→ **DIRECTIONS FOR THIS TASK**: Read the entries below and pull out each line with the string "content".

## start

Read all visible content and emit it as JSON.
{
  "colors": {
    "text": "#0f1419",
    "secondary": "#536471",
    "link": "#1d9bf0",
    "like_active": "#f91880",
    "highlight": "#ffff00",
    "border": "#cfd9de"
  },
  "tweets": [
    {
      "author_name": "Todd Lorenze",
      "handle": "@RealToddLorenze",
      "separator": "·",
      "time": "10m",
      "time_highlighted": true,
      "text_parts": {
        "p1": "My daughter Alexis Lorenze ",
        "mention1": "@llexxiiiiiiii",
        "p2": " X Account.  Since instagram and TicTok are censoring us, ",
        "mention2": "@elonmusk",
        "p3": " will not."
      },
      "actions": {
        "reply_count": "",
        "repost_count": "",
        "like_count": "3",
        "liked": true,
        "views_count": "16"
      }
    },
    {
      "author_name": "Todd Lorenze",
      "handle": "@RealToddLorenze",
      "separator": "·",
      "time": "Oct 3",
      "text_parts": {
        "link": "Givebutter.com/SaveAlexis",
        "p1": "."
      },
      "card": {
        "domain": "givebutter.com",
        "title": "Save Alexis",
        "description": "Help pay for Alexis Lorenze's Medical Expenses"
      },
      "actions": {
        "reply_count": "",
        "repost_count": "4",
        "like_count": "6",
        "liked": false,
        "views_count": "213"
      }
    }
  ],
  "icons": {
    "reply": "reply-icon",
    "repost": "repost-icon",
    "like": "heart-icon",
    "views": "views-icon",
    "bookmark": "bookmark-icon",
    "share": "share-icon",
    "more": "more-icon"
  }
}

## end
## start

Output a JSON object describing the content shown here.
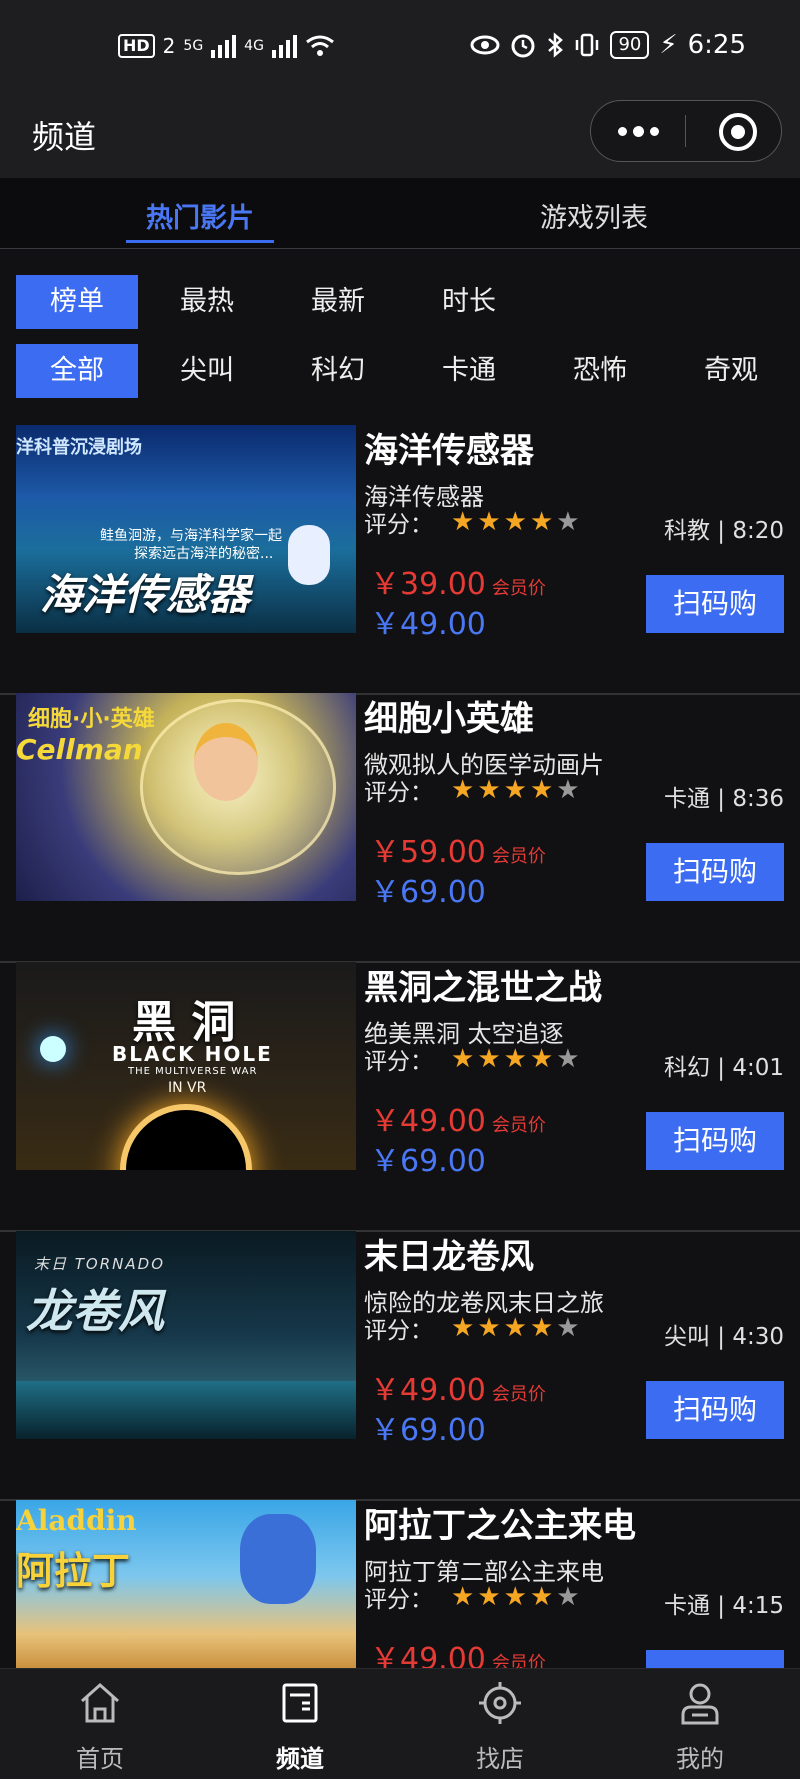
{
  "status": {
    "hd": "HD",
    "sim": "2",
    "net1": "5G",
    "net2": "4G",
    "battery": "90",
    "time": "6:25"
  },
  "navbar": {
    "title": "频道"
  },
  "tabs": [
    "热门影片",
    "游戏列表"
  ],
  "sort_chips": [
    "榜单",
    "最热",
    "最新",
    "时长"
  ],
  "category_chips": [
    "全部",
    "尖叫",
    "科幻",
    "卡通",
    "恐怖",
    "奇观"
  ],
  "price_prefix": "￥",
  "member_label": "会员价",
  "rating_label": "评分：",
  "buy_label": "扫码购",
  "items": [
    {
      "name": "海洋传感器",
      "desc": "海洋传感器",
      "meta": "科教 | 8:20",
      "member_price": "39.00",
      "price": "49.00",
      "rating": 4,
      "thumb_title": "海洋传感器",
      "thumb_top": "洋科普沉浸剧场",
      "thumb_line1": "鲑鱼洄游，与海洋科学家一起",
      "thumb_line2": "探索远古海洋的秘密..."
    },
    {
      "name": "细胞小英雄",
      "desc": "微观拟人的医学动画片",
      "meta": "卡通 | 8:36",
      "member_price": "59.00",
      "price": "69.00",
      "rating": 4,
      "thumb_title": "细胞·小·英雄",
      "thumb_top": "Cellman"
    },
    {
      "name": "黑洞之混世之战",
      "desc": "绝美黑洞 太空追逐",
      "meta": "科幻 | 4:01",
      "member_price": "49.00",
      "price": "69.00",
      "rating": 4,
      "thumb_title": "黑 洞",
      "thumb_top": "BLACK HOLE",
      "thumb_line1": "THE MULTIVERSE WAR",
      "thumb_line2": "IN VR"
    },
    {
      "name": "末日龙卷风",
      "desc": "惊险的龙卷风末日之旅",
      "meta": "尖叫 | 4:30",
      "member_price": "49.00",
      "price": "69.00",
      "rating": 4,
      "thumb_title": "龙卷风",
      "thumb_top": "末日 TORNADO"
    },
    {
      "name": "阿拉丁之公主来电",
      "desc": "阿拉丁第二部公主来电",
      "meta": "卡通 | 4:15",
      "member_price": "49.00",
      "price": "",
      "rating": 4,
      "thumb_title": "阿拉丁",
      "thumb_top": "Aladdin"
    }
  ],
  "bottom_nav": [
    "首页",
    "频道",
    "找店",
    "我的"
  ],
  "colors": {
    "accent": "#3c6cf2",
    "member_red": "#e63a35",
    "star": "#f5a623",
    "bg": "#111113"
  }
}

## end

→ **EXERCISE RESULT**:
Read all visible content and emit it as JSON.
Output a JSON object describing the content shown here.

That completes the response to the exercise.